What you should do
Single out each line with the word "Peak" and copy it.

===============

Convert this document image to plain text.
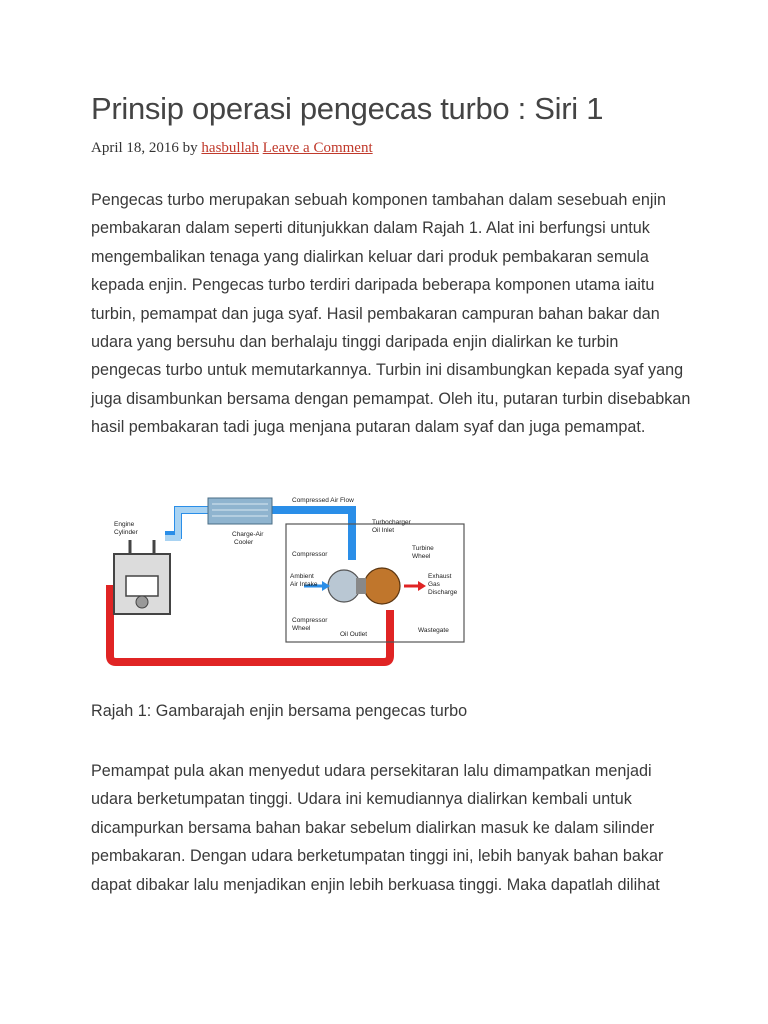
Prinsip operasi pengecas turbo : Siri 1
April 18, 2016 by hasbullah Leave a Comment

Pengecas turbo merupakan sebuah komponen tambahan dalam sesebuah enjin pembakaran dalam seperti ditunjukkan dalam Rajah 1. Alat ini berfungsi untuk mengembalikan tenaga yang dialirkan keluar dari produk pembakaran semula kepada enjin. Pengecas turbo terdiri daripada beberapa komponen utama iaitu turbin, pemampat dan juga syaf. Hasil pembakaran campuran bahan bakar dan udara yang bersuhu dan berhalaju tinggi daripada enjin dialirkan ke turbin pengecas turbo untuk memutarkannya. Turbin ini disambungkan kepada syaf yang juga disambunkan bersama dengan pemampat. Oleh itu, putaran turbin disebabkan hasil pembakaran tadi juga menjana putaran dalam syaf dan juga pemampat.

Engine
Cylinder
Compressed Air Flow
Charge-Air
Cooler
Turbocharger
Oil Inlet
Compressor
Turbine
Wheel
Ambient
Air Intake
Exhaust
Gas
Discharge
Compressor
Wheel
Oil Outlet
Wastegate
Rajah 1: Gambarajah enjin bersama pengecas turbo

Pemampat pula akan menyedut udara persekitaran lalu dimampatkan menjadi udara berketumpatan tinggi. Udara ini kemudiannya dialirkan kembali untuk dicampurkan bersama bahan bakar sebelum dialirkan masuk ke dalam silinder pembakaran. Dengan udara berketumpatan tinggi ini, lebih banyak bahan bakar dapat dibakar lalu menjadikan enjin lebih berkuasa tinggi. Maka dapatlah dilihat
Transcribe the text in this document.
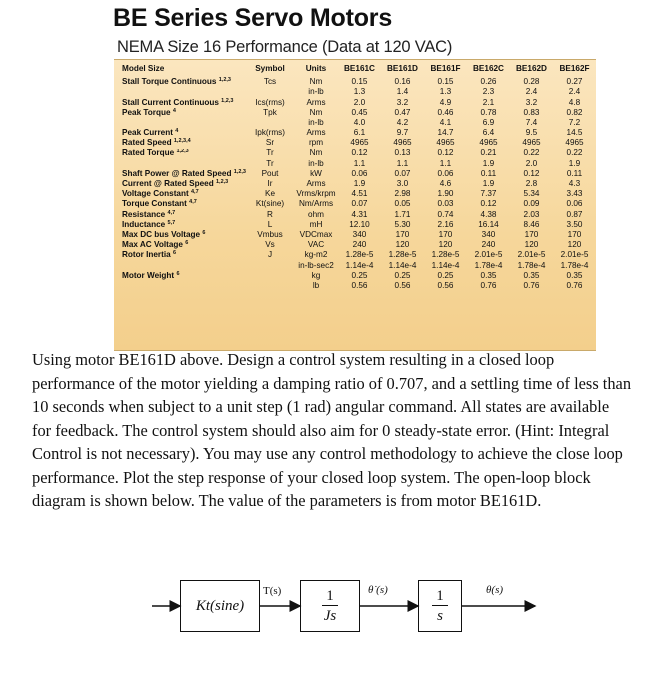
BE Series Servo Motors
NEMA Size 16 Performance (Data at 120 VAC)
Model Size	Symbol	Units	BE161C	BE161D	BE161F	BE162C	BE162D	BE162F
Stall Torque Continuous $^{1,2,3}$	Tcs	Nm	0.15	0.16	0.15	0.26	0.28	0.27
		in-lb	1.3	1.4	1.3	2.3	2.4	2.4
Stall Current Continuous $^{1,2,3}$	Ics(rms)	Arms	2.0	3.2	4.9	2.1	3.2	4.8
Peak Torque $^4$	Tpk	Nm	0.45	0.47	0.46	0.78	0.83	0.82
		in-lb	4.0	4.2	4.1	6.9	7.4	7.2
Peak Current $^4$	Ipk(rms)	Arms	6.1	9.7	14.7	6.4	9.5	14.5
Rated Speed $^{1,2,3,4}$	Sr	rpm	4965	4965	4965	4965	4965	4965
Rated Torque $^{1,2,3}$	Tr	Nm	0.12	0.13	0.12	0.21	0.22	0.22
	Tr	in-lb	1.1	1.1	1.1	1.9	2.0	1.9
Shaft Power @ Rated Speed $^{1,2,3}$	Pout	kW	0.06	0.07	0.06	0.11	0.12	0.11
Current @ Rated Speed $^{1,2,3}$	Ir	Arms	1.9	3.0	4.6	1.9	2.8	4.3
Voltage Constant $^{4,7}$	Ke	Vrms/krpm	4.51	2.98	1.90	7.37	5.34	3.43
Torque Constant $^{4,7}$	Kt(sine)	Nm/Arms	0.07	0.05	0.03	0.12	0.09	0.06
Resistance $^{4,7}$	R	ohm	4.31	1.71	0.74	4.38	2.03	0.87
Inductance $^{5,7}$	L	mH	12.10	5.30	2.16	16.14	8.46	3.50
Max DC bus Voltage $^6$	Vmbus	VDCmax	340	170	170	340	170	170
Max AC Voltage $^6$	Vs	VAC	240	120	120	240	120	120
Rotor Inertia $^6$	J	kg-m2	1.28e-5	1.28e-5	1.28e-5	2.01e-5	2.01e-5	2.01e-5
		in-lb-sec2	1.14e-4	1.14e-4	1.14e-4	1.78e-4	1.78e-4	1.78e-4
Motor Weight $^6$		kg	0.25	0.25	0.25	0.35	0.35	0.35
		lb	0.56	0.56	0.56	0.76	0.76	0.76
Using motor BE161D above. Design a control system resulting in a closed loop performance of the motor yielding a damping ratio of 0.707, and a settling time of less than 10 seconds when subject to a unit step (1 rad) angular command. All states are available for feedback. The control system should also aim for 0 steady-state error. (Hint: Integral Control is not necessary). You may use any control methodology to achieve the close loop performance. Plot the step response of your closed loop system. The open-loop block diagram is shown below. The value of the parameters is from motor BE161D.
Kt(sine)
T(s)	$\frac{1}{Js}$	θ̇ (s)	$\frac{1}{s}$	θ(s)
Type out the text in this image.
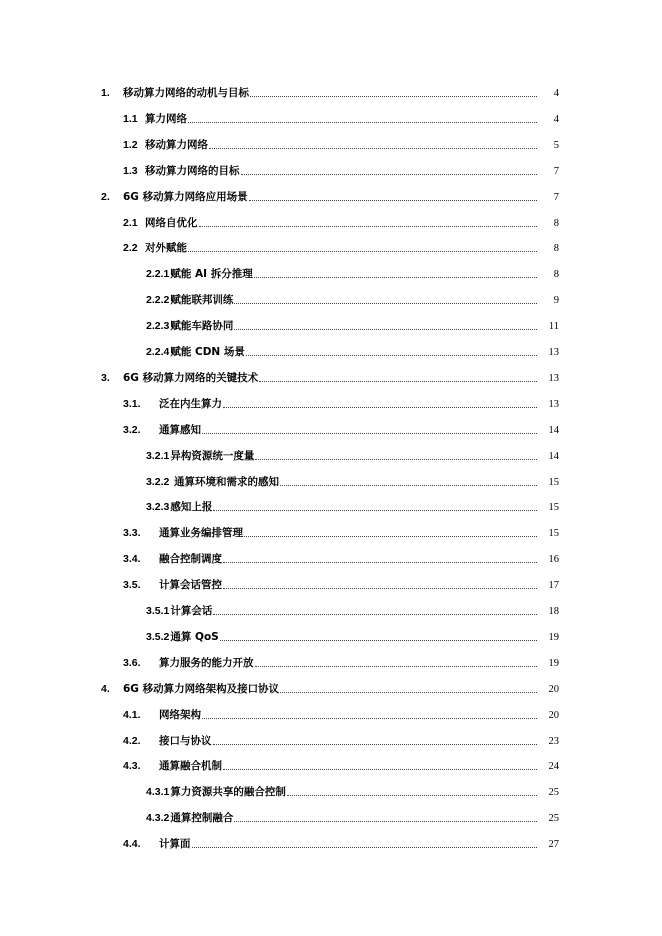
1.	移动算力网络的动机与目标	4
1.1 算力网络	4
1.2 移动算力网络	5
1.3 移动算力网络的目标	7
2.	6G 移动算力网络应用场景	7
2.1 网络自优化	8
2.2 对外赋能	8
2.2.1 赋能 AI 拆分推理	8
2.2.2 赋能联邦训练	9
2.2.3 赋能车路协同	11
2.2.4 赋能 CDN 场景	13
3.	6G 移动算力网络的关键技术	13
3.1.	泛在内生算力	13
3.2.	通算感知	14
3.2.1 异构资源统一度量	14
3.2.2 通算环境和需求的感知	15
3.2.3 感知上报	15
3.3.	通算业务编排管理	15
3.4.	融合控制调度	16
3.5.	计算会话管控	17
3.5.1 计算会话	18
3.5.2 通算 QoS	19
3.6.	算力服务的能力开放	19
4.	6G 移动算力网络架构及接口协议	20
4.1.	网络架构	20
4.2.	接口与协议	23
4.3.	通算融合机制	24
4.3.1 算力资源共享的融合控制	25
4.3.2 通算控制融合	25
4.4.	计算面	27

===============

Finished answer
Peak Torque $^4$	Tpk	Nm	0.45	0.47	0.46	0.78	0.83	0.82
Peak Current $^4$	Ipk(rms)	Arms	6.1	9.7	14.7	6.4	9.5	14.5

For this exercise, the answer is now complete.